=== PROMPT ===
Pull every line containing "diphtérie" from the entries.
_____
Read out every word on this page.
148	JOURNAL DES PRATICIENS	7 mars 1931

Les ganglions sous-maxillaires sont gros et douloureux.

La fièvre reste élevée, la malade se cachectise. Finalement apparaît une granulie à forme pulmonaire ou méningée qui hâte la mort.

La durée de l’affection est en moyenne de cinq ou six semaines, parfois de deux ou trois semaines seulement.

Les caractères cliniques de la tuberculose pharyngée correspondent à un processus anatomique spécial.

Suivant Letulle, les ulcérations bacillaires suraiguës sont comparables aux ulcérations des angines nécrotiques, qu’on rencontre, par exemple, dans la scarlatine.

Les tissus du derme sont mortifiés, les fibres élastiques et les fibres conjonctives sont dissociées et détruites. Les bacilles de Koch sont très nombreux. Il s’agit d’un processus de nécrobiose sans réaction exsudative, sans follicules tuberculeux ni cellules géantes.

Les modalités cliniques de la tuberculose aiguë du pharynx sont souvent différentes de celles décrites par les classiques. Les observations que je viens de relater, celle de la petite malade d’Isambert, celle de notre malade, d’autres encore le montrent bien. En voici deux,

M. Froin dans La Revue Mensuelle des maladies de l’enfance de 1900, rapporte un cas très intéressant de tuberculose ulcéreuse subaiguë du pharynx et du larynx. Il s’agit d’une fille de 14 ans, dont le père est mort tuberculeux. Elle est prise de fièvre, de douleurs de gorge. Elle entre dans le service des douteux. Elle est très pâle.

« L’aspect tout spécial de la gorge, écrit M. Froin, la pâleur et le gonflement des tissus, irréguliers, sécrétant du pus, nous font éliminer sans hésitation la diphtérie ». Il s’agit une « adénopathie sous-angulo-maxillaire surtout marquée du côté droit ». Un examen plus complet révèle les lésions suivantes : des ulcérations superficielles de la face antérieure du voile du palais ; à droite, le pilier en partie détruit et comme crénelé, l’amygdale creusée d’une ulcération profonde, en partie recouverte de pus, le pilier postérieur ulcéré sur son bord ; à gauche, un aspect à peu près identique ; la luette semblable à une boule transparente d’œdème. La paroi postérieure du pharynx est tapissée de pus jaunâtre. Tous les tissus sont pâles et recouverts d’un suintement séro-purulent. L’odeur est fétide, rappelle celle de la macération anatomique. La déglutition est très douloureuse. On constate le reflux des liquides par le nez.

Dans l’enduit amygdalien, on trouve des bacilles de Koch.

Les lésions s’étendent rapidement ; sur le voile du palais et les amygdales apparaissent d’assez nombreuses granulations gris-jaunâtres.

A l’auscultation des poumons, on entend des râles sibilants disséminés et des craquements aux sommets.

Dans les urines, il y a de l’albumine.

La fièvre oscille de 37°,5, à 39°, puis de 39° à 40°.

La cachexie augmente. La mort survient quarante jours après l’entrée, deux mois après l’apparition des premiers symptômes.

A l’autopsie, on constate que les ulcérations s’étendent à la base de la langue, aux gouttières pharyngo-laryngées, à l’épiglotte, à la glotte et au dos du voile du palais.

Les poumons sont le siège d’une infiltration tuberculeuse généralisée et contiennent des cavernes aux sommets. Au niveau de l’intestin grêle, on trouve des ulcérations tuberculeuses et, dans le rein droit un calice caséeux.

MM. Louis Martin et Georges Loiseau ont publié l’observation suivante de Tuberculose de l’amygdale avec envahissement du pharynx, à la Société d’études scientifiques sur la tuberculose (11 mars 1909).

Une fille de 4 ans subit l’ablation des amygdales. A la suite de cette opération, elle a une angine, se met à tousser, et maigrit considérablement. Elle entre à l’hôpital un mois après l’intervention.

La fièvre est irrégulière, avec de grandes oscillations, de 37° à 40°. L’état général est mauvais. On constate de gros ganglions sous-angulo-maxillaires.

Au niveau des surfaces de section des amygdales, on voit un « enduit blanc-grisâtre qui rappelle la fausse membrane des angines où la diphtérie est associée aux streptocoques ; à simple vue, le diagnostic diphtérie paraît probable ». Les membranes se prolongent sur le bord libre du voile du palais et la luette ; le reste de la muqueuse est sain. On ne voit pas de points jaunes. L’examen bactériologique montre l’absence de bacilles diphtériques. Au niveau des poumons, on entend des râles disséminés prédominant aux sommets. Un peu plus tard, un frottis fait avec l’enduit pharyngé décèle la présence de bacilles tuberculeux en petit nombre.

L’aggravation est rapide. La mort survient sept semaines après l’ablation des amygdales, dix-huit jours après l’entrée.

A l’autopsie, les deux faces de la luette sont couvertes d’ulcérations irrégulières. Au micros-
_____
=== COMPLETE OUTPUT ===
« L’aspect tout spécial de la gorge, écrit M. Froin, la pâleur et le gonflement des tissus, irréguliers, sécrétant du pus, nous font éliminer sans hésitation la diphtérie ». Il s’agit une « adénopathie sous-angulo-maxillaire surtout marquée du côté droit ». Un examen plus complet révèle les lésions suivantes : des ulcérations superficielles de la face antérieure du voile du palais ; à droite, le pilier en partie détruit et comme crénelé, l’amygdale creusée d’une ulcération profonde, en partie recouverte de pus, le pilier postérieur ulcéré sur son bord ; à gauche, un aspect à peu près identique ; la luette semblable à une boule transparente d’œdème. La paroi postérieure du pharynx est tapissée de pus jaunâtre. Tous les tissus sont pâles et recouverts d’un suintement séro-purulent. L’odeur est fétide, rappelle celle de la macération anatomique. La déglutition est très douloureuse. On constate le reflux des liquides par le nez.
Au niveau des surfaces de section des amygdales, on voit un « enduit blanc-grisâtre qui rappelle la fausse membrane des angines où la diphtérie est associée aux streptocoques ; à simple vue, le diagnostic diphtérie paraît probable ». Les membranes se prolongent sur le bord libre du voile du palais et la luette ; le reste de la muqueuse est sain. On ne voit pas de points jaunes. L’examen bactériologique montre l’absence de bacilles diphtériques. Au niveau des poumons, on entend des râles disséminés prédominant aux sommets. Un peu plus tard, un frottis fait avec l’enduit pharyngé décèle la présence de bacilles tuberculeux en petit nombre.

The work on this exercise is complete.